* [Data section]:
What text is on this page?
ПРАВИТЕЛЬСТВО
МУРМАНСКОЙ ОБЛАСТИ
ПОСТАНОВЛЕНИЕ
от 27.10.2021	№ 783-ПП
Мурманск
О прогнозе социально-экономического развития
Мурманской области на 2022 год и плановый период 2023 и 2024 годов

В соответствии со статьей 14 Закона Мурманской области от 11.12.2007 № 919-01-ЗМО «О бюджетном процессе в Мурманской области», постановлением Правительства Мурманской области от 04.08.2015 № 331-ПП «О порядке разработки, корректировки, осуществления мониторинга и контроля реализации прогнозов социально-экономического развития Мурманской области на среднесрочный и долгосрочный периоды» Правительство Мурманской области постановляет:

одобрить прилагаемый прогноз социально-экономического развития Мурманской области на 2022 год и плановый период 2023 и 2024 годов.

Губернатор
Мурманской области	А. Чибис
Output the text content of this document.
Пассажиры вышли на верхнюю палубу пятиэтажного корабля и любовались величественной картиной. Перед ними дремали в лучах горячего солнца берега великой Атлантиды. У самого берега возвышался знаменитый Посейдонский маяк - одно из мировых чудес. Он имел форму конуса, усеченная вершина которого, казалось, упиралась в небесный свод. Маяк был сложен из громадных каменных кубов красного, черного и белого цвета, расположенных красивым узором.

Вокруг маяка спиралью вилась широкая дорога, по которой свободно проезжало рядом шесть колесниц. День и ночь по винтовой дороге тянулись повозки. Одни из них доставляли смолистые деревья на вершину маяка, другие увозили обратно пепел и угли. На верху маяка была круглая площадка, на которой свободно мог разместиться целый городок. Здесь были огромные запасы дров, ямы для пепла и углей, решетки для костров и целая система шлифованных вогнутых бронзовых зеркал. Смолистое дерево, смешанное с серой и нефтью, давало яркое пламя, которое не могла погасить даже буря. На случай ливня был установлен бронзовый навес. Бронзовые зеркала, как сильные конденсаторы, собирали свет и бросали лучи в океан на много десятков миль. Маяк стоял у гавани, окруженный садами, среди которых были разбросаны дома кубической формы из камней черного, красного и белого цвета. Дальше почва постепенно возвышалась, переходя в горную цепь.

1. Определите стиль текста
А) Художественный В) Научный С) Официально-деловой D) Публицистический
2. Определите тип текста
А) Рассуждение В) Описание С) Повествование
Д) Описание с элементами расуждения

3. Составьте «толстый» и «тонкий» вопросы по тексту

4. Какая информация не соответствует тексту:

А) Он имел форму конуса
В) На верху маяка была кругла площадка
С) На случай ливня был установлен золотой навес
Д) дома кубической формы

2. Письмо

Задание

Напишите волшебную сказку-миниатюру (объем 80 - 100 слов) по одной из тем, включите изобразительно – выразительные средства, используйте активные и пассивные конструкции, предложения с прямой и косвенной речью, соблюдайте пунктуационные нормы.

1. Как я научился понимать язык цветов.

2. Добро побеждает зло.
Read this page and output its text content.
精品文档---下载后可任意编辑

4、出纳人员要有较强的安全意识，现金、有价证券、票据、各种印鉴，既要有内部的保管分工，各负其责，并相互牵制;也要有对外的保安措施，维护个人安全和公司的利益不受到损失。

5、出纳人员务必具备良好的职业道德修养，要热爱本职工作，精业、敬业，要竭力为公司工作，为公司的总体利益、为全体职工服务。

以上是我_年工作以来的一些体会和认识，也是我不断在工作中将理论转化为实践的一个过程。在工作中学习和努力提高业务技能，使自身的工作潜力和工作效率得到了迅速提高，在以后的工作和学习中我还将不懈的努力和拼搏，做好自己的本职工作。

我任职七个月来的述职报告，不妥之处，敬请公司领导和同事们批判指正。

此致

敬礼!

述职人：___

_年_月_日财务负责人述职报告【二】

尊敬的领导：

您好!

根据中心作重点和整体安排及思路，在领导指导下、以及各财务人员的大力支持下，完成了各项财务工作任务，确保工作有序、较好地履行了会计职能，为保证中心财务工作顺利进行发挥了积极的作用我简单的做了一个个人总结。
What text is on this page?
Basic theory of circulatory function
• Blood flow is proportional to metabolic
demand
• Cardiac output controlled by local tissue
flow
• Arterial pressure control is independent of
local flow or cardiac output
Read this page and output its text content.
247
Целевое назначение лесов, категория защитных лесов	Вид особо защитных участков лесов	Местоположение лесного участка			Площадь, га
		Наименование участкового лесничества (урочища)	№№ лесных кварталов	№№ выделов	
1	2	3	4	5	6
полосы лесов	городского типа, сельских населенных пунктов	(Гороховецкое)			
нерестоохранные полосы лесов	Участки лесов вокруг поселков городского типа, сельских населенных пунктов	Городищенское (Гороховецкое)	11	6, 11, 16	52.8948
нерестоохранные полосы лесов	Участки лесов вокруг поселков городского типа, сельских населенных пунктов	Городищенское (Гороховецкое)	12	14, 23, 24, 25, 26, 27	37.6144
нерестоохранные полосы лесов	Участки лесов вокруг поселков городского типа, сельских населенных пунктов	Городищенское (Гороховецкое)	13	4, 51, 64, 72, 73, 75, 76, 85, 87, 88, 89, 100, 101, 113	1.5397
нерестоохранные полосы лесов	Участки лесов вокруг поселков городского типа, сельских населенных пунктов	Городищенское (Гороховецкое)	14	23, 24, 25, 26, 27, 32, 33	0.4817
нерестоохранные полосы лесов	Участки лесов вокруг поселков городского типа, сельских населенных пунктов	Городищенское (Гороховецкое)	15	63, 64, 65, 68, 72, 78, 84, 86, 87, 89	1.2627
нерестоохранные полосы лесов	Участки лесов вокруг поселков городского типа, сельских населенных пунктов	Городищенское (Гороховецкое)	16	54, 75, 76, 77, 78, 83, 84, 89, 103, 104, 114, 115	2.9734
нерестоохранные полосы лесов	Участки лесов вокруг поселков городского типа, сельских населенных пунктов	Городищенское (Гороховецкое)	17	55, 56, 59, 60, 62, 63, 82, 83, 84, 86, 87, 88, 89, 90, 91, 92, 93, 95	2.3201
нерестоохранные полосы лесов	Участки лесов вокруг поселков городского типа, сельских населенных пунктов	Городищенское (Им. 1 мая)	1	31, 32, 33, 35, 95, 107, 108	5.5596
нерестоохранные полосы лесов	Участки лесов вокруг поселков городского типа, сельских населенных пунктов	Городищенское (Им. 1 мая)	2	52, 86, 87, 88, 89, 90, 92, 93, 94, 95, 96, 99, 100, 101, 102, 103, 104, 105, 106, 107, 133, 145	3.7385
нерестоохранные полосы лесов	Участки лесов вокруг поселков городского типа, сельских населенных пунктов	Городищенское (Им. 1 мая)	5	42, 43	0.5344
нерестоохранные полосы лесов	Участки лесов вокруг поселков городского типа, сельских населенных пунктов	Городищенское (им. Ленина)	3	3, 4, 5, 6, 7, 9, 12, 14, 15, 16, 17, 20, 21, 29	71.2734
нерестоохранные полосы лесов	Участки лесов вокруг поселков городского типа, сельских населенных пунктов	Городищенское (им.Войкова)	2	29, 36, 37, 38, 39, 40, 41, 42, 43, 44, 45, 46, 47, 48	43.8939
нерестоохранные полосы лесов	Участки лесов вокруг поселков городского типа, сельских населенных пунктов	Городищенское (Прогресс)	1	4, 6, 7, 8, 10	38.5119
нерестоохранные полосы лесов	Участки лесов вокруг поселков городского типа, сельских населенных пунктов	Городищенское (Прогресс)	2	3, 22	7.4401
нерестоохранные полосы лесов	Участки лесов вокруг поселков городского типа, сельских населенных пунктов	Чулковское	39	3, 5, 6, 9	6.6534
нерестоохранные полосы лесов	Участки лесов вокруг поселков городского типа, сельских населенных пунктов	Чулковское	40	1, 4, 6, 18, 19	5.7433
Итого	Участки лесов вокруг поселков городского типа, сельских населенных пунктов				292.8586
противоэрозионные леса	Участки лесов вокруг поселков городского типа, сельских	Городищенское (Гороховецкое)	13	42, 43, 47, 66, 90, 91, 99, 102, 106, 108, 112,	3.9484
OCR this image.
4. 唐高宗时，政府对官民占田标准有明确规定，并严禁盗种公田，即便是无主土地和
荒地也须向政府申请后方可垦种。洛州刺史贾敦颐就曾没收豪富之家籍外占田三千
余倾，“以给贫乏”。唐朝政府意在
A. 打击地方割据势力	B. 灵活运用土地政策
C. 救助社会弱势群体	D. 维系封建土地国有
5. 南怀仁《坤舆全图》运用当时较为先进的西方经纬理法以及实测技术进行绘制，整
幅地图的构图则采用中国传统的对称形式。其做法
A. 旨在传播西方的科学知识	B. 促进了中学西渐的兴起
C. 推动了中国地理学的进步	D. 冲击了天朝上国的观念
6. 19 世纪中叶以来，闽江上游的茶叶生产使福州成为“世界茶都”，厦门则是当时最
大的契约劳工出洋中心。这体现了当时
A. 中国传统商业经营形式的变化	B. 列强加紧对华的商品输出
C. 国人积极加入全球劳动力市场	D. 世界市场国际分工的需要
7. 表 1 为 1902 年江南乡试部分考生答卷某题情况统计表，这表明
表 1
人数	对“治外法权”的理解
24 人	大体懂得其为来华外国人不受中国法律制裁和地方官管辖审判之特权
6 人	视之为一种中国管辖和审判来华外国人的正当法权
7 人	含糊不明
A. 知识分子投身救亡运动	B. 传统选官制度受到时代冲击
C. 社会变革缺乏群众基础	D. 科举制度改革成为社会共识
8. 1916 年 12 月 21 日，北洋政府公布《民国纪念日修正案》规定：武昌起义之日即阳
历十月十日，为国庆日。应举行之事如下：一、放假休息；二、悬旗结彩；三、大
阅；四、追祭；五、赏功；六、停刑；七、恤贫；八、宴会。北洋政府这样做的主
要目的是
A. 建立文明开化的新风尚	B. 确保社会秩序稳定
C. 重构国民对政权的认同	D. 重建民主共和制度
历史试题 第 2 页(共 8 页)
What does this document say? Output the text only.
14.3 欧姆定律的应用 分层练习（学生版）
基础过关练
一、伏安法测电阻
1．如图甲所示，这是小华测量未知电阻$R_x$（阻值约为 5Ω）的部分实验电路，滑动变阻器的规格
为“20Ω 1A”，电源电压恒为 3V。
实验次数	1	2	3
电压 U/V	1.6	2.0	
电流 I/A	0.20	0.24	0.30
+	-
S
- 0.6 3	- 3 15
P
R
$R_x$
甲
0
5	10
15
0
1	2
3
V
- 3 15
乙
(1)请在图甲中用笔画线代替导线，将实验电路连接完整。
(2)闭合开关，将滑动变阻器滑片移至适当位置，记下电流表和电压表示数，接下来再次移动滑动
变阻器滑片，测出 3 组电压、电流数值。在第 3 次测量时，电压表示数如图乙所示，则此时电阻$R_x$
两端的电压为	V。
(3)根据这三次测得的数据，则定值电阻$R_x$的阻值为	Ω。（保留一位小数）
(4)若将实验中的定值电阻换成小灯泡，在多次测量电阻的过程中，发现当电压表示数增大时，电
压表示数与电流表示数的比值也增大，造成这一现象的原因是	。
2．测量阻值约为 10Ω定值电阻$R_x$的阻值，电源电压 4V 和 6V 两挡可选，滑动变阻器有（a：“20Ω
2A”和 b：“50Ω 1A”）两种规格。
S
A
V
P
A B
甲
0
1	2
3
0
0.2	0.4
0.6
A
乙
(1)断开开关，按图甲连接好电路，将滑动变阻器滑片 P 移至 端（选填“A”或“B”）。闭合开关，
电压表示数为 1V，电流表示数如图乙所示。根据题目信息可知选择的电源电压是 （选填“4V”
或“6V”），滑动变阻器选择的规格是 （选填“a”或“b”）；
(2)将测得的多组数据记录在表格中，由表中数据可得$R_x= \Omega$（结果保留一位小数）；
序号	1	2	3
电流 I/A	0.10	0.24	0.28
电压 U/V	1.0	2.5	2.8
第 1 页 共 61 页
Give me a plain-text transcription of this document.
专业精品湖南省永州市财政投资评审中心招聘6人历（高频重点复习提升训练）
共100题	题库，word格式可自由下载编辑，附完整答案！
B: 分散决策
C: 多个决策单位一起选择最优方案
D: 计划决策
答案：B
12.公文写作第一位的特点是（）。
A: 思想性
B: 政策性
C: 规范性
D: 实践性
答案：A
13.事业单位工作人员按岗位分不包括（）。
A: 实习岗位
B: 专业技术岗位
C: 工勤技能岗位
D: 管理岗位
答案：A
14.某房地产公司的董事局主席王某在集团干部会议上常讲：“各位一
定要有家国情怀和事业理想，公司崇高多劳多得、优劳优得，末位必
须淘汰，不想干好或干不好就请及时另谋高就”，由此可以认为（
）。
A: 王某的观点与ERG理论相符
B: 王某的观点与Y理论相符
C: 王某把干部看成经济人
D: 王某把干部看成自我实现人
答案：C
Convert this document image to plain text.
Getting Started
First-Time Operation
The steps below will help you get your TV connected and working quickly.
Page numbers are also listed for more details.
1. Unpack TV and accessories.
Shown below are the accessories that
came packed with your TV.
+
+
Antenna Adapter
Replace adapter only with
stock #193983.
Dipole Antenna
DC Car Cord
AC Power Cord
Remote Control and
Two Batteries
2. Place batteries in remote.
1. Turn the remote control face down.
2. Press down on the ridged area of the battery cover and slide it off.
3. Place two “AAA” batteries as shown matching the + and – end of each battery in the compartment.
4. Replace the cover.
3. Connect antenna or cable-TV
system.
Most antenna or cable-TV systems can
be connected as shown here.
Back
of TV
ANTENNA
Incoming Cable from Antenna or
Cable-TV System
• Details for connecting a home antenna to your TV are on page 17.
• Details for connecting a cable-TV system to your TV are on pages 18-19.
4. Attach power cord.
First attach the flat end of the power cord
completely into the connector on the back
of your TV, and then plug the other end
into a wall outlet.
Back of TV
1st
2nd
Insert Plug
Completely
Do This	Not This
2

* [What needs to be done]:
Scan the lines for the string "годов". Copy out each line that matches.

* [Answer in full]:
Мурманской области на 2022 год и плановый период 2023 и 2024 годов
одобрить прилагаемый прогноз социально-экономического развития Мурманской области на 2022 год и плановый период 2023 и 2024 годов.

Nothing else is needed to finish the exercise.